Extracts from a graphics dataset:

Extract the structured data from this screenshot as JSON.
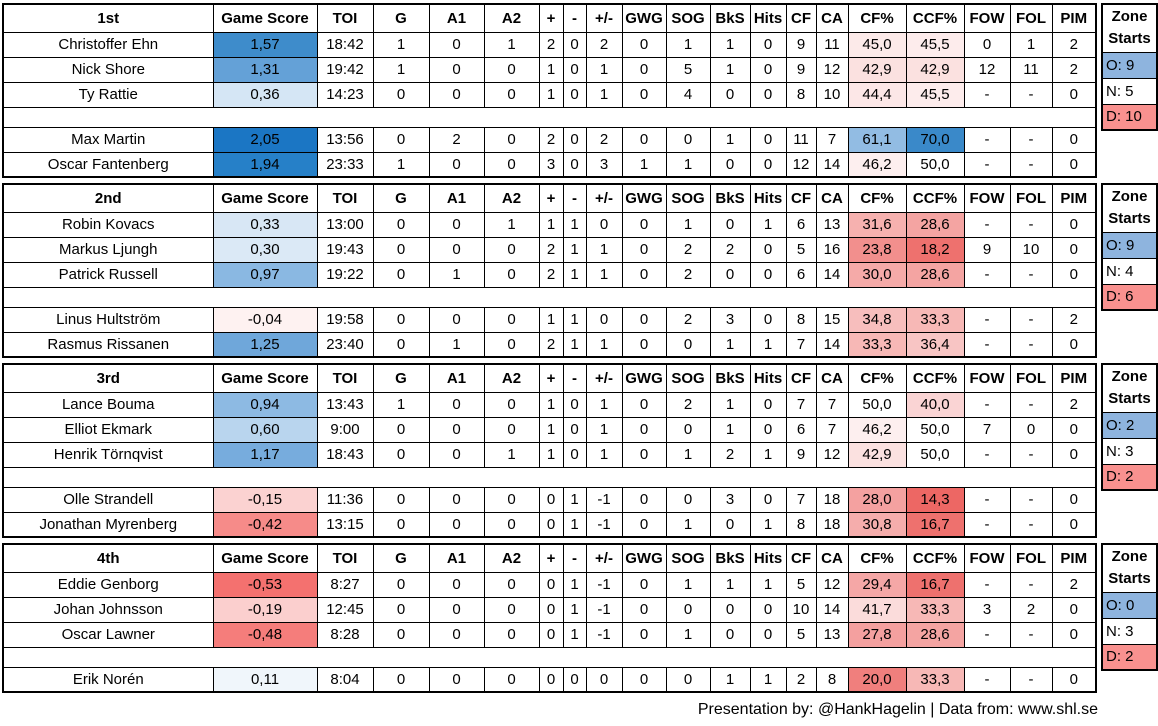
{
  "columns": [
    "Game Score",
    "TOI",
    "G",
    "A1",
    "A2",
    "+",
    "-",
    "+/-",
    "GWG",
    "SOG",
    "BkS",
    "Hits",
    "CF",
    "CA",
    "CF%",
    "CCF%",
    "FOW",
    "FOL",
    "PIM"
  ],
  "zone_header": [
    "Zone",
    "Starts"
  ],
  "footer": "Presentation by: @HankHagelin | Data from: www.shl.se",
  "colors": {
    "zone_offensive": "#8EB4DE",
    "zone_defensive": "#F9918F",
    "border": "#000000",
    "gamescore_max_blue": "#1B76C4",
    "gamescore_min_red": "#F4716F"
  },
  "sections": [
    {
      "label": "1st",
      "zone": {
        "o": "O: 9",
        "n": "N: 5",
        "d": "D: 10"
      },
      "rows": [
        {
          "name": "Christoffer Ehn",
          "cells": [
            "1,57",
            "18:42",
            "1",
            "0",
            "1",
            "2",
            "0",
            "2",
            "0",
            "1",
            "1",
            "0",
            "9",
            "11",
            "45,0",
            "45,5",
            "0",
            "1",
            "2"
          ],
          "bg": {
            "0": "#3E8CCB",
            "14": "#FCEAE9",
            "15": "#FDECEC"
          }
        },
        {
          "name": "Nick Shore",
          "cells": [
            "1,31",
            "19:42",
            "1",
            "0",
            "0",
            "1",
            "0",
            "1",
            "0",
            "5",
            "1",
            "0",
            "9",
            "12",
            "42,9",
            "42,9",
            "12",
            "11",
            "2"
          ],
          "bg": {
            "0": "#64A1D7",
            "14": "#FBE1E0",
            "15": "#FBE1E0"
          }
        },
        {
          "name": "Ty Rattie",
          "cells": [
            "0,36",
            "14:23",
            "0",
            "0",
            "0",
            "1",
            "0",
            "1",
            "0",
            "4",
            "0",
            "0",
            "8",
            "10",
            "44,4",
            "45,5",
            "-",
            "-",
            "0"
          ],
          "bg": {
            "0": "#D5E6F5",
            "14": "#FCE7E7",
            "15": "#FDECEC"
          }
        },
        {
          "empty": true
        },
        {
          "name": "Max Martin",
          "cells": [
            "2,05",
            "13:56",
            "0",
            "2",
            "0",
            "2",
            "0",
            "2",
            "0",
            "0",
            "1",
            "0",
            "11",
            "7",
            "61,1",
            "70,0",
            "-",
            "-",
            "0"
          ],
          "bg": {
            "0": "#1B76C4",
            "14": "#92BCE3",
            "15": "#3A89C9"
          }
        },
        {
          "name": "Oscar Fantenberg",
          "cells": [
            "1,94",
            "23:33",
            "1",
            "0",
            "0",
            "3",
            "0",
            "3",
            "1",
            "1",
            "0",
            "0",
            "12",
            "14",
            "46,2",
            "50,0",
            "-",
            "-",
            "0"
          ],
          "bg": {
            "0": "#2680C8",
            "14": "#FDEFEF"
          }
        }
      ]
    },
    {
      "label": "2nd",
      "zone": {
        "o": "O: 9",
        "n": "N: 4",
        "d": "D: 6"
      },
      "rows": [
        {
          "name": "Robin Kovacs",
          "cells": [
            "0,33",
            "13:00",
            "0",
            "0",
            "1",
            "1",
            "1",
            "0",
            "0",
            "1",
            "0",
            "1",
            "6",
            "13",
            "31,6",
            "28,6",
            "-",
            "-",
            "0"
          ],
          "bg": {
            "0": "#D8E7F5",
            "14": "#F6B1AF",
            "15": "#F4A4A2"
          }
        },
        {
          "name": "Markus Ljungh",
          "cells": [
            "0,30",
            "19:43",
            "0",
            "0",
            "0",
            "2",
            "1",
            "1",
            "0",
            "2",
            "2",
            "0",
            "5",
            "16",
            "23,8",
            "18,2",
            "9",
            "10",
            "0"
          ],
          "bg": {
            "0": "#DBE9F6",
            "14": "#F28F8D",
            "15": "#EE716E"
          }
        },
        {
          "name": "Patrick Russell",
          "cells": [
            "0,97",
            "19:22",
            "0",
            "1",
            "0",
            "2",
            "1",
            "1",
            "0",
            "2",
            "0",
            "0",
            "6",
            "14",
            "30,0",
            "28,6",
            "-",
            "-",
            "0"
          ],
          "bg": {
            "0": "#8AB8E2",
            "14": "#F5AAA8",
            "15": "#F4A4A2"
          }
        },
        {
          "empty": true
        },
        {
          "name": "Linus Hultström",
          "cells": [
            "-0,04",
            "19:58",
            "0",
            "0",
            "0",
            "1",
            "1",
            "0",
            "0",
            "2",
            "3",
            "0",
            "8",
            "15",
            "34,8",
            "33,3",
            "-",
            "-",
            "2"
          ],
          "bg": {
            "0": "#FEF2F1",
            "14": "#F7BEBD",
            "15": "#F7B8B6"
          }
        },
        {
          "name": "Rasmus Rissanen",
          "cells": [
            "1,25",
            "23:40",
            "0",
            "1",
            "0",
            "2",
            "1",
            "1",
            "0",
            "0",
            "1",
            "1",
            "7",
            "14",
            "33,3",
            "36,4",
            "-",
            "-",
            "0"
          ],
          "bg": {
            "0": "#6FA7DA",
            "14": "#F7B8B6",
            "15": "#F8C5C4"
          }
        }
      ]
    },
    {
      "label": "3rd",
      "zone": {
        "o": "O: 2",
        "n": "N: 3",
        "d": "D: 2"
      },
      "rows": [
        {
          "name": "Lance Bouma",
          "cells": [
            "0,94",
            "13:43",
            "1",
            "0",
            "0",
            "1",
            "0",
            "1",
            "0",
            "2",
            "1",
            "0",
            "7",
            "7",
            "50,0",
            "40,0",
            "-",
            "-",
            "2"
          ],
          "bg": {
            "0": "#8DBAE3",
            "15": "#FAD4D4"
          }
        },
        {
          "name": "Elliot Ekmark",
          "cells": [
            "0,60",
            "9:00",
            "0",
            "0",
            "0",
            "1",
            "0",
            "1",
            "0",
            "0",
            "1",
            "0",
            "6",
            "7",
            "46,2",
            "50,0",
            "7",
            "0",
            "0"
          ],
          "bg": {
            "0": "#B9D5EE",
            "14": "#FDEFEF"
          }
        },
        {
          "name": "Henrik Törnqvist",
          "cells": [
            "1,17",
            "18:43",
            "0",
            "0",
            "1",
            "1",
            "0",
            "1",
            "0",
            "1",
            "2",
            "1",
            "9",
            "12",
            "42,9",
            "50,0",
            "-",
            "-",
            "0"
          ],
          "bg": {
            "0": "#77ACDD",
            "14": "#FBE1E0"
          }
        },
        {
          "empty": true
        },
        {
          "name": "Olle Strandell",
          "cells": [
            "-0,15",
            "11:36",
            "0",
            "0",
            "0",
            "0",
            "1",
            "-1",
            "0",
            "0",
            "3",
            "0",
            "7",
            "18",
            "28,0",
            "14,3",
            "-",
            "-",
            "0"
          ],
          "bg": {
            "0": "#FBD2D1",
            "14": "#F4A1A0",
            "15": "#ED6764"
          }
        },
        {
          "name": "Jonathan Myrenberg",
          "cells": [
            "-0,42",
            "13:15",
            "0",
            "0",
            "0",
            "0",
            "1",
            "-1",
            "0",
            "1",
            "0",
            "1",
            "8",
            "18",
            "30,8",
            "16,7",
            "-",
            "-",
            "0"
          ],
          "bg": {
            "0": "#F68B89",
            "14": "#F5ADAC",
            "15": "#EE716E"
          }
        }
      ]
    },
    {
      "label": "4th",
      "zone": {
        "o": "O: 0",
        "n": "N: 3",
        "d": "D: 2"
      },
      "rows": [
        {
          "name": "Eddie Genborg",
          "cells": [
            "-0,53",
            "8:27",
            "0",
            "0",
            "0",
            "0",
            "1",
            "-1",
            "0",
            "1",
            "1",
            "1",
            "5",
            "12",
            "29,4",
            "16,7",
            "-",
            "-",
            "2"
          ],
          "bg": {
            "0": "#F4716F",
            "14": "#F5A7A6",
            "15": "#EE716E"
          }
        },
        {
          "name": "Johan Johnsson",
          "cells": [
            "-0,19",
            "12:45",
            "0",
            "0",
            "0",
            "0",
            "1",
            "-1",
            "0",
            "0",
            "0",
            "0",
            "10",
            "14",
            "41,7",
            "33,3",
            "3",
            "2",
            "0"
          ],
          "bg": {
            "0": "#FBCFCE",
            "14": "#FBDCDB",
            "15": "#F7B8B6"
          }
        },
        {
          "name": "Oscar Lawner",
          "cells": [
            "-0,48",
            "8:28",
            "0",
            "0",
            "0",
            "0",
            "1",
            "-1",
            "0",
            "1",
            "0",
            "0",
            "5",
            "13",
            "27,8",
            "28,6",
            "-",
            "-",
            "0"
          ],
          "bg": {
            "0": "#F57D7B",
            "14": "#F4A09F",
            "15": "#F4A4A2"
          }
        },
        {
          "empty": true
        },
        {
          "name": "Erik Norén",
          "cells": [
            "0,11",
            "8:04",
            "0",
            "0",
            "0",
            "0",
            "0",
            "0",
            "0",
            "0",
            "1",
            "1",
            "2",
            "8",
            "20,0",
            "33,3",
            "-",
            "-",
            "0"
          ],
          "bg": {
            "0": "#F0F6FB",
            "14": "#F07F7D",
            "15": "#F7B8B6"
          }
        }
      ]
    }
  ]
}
==
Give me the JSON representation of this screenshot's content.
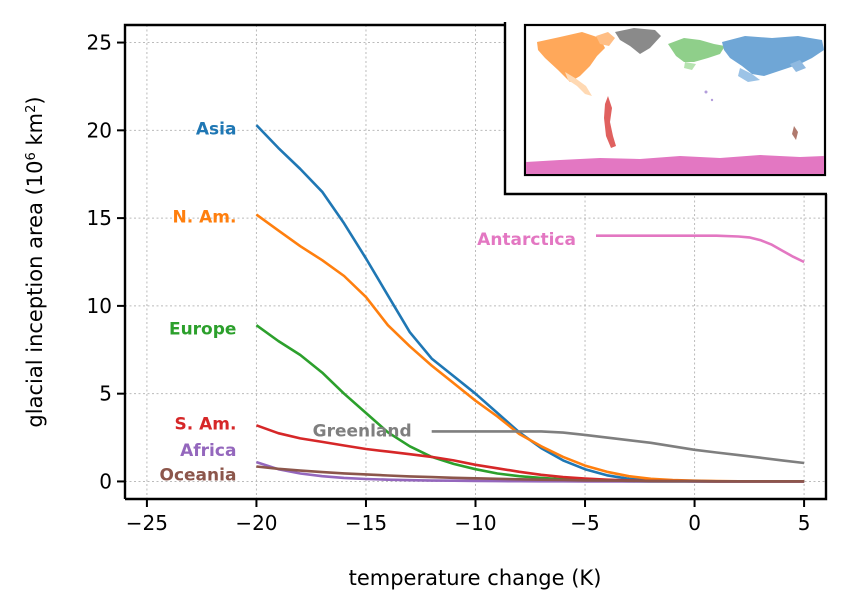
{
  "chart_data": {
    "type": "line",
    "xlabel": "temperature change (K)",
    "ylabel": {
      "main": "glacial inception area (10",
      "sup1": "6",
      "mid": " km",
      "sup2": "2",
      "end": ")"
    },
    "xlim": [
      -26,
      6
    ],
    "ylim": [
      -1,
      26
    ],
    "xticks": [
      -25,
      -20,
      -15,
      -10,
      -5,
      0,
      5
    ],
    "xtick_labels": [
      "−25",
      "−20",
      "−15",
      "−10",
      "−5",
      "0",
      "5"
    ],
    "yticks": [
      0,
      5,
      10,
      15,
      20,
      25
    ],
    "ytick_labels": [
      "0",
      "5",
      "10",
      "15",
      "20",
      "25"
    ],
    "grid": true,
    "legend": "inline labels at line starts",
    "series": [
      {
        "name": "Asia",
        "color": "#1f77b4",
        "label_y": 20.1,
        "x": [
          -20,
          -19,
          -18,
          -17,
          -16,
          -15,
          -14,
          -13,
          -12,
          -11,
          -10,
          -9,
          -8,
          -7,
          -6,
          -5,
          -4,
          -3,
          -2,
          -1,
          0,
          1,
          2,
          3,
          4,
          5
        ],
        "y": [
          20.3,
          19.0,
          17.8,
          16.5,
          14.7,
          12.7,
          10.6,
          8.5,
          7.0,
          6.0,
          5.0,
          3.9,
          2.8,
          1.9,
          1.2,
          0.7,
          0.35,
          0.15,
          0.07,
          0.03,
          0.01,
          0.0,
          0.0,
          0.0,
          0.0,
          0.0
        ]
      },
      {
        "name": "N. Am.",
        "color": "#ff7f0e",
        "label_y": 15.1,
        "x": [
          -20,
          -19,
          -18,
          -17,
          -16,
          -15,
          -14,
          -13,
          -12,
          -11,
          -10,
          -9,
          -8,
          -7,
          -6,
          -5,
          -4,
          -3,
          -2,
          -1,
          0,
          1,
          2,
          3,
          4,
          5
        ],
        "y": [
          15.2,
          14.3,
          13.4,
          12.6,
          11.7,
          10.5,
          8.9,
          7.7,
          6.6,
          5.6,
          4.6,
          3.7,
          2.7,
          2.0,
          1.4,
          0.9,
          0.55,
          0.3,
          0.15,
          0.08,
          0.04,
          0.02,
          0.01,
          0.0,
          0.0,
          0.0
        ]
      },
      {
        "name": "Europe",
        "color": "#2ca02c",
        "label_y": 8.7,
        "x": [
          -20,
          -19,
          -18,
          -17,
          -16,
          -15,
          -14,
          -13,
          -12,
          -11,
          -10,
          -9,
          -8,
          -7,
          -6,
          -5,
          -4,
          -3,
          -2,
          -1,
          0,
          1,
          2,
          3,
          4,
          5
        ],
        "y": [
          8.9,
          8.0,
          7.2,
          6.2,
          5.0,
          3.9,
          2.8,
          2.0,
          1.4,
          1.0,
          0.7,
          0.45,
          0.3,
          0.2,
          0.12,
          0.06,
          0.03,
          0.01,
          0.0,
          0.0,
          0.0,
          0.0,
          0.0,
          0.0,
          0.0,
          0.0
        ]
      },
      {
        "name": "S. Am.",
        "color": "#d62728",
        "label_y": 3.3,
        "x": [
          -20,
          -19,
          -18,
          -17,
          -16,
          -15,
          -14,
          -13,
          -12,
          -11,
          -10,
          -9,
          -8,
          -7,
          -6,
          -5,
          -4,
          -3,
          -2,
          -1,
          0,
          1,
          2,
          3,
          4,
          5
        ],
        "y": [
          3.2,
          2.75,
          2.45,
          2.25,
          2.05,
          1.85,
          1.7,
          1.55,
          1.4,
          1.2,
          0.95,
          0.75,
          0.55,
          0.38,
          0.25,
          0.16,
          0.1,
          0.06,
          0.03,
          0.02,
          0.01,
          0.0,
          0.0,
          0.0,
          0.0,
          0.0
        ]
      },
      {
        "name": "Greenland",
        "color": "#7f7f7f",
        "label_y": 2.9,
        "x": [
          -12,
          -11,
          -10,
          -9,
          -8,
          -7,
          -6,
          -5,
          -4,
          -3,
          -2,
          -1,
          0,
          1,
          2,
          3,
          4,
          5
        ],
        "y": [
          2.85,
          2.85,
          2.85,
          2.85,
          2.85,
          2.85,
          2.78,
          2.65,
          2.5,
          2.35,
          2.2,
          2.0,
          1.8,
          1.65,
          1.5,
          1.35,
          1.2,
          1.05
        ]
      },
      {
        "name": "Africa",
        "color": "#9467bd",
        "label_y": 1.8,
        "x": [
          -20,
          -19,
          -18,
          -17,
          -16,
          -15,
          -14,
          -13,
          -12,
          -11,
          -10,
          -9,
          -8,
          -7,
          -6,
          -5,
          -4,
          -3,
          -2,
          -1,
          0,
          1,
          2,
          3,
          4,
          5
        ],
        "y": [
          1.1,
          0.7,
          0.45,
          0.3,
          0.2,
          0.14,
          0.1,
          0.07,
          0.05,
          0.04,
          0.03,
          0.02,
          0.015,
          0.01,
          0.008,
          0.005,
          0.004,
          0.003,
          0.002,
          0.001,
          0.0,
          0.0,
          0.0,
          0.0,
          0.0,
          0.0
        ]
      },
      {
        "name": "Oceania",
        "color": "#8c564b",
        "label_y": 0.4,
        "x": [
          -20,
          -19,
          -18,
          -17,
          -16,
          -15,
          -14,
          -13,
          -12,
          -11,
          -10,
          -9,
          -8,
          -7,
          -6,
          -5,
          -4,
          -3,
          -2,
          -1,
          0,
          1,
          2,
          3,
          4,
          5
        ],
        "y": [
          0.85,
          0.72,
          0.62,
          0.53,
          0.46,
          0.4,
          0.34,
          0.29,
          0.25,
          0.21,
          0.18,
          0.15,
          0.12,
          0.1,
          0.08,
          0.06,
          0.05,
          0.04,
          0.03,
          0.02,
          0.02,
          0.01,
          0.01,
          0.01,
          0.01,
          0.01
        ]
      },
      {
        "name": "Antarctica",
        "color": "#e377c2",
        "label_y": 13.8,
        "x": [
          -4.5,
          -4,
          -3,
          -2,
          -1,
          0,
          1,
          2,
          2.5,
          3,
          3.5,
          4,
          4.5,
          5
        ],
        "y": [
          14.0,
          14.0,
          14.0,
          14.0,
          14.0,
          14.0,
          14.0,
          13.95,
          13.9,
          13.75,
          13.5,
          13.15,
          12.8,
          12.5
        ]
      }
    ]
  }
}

- GOAL -
Go through the material above and copy each line that has the word "this".

- TASK RESPONSE -
Extract the structured data from this screenshot as JSON.
Give me the JSON representation of this screenshot's content.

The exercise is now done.